» **THE REQUEST**: Rewrite every line of the records below as a Markdown table with the columns Row and Line, numbering the rows in order. Skip blank lines and leave out the pictures.

» **EXTRACTED MATERIAL**:
=======
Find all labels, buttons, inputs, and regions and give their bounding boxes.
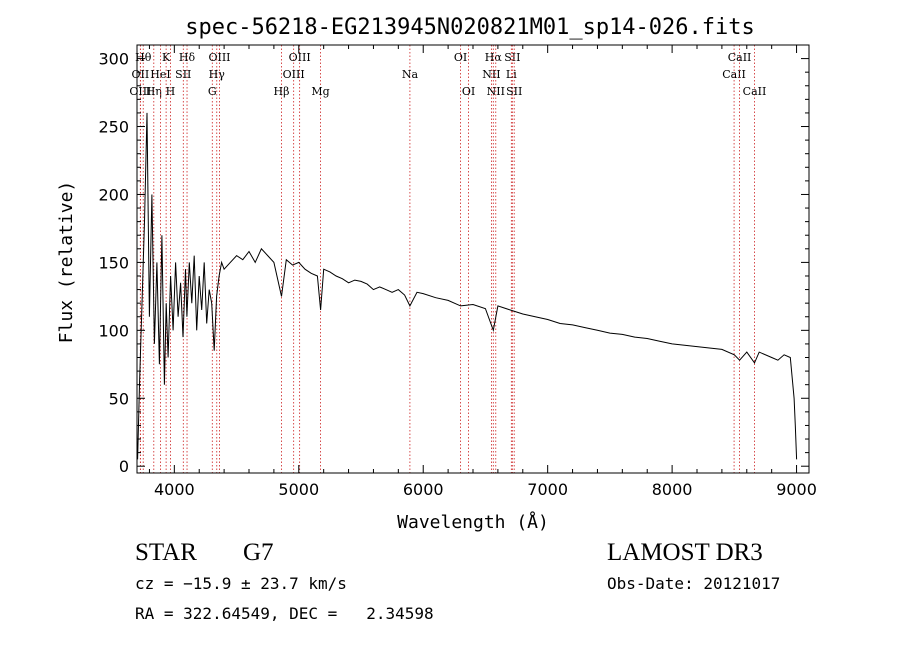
line-label-27: CaII [743,85,767,98]
x-tick-label-3: 7000 [527,480,568,499]
spectrum-series [137,112,798,460]
line-label-6: H [166,85,176,98]
line-label-5: K [162,51,171,64]
redshift-cz: cz = −15.9 ± 23.7 km/s [135,574,347,593]
line-label-19: NII [482,68,500,81]
object-class: STAR [135,539,197,566]
line-label-0: Hθ [135,51,152,64]
line-label-15: Mg [311,85,329,98]
line-label-26: CaII [728,51,752,64]
survey-name: LAMOST DR3 [607,539,763,566]
line-label-16: Na [402,68,419,81]
y-tick-label-6: 300 [98,50,129,69]
line-label-17: OI [454,51,467,64]
line-label-25: CaII [722,68,746,81]
x-tick-label-5: 9000 [776,480,817,499]
x-tick-label-1: 5000 [278,480,319,499]
line-label-24: SII [506,85,522,98]
line-label-23: SII [504,51,520,64]
plot-frame [136,44,810,474]
line-label-9: G [208,85,217,98]
line-markers: HθOIIOIIIHηHeIKHSIIHδGHγOIIIHβOIIIOIIIMg… [129,45,766,473]
y-axis-label: Flux (relative) [56,181,77,344]
y-tick-label-3: 150 [98,253,129,272]
y-tick-label-2: 100 [98,321,129,340]
line-label-4: HeI [150,68,170,81]
line-label-14: OIII [289,51,311,64]
line-label-21: NII [487,85,505,98]
line-label-12: Hβ [274,85,290,98]
chart-title: spec-56218-EG213945N020821M01_sp14-026.f… [185,15,755,40]
spectrum-line [137,112,798,460]
y-tick-label-5: 250 [98,118,129,137]
line-label-22: Li [506,68,517,81]
line-label-18: OI [462,85,475,98]
line-label-11: OIII [208,51,230,64]
line-label-3: Hη [146,85,162,98]
coordinates: RA = 322.64549, DEC = 2.34598 [135,604,434,623]
line-label-7: SII [175,68,191,81]
x-tick-label-4: 8000 [652,480,693,499]
spectrum-chart: spec-56218-EG213945N020821M01_sp14-026.f… [56,15,817,533]
x-tick-label-2: 6000 [403,480,444,499]
line-label-10: Hγ [209,68,226,81]
line-label-2: OIII [129,85,151,98]
y-tick-label-4: 200 [98,185,129,204]
line-label-8: Hδ [179,51,196,64]
x-axis-label: Wavelength (Å) [397,511,549,533]
y-tick-label-1: 50 [109,389,129,408]
object-subclass: G7 [243,539,274,566]
x-tick-label-0: 4000 [154,480,195,499]
y-tick-label-0: 0 [119,457,129,476]
y-axis: 0 50 100 150 200 250 300 [98,50,809,476]
line-label-20: Hα [485,51,503,64]
x-axis: 4000 5000 6000 7000 8000 9000 [148,45,817,499]
line-label-13: OIII [283,68,305,81]
obs-date: Obs-Date: 20121017 [607,574,781,593]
=======
» **FINAL ANSWER**:
| Row | Line |
|---|---|
| 1 | Find all labels, buttons, inputs, and regions and give their bounding boxes. |
| 2 | line-label-27: CaII [743,85,767,98] |
| 3 | x-tick-label-3: 7000 [527,480,568,499] |
| 4 | spectrum-series [137,112,798,460] |
| 5 | line-label-6: H [166,85,176,98] |
| 6 | line-label-5: K [162,51,171,64] |
| 7 | redshift-cz: cz = −15.9 ± 23.7 km/s [135,574,347,593] |
| 8 | line-label-19: NII [482,68,500,81] |
| 9 | object-class: STAR [135,539,197,566] |
| 10 | line-label-0: Hθ [135,51,152,64] |
| 11 | line-label-15: Mg [311,85,329,98] |
| 12 | line-label-26: CaII [728,51,752,64] |
| 13 | survey-name: LAMOST DR3 [607,539,763,566] |
| 14 | line-label-16: Na [402,68,419,81] |
| 15 | y-tick-label-6: 300 [98,50,129,69] |
| 16 | line-label-17: OI [454,51,467,64] |
| 17 | line-label-25: CaII [722,68,746,81] |
| 18 | x-tick-label-5: 9000 [776,480,817,499] |
| 19 | x-tick-label-1: 5000 [278,480,319,499] |
| 20 | line-label-24: SII [506,85,522,98] |
| 21 | line-label-23: SII [504,51,520,64] |
| 22 | plot-frame [136,44,810,474] |
| 23 | line-label-9: G [208,85,217,98] |
| 24 | line-markers: HθOIIOIIIHηHeIKHSIIHδGHγOIIIHβOIIIOIIIMg… [129,45,766,473] |
| 25 | y-axis-label: Flux (relative) [56,181,77,344] |
| 26 | y-tick-label-3: 150 [98,253,129,272] |
| 27 | y-tick-label-2: 100 [98,321,129,340] |
| 28 | line-label-4: HeI [150,68,170,81] |
| 29 | line-label-14: OIII [289,51,311,64] |
| 30 | line-label-21: NII [487,85,505,98] |
| 31 | line-label-12: Hβ [274,85,290,98] |
| 32 | chart-title: spec-56218-EG213945N020821M01_sp14-026.f… [185,15,755,40] |
| 33 | spectrum-line [137,112,798,460] |
| 34 | y-tick-label-5: 250 [98,118,129,137] |
| 35 | line-label-22: Li [506,68,517,81] |
| 36 | line-label-18: OI [462,85,475,98] |
| 37 | line-label-11: OIII [208,51,230,64] |
| 38 | line-label-3: Hη [146,85,162,98] |
| 39 | coordinates: RA = 322.64549, DEC = 2.34598 [135,604,434,623] |
| 40 | line-label-7: SII [175,68,191,81] |
| 41 | x-tick-label-4: 8000 [652,480,693,499] |
| 42 | spectrum-chart: spec-56218-EG213945N020821M01_sp14-026.f… [56,15,817,533] |
| 43 | x-tick-label-2: 6000 [403,480,444,499] |
| 44 | line-label-10: Hγ [209,68,226,81] |
| 45 | line-label-2: OIII [129,85,151,98] |
| 46 | y-tick-label-4: 200 [98,185,129,204] |
| 47 | line-label-8: Hδ [179,51,196,64] |
| 48 | x-axis-label: Wavelength (Å) [397,511,549,533] |
| 49 | y-tick-label-1: 50 [109,389,129,408] |
| 50 | object-subclass: G7 [243,539,274,566] |
| 51 | x-tick-label-0: 4000 [154,480,195,499] |
| 52 | y-tick-label-0: 0 [119,457,129,476] |
| 53 | y-axis: 0 50 100 150 200 250 300 [98,50,809,476] |
| 54 | line-label-20: Hα [485,51,503,64] |
| 55 | x-axis: 4000 5000 6000 7000 8000 9000 [148,45,817,499] |
| 56 | line-label-13: OIII [283,68,305,81] |
| 57 | obs-date: Obs-Date: 20121017 [607,574,781,593] |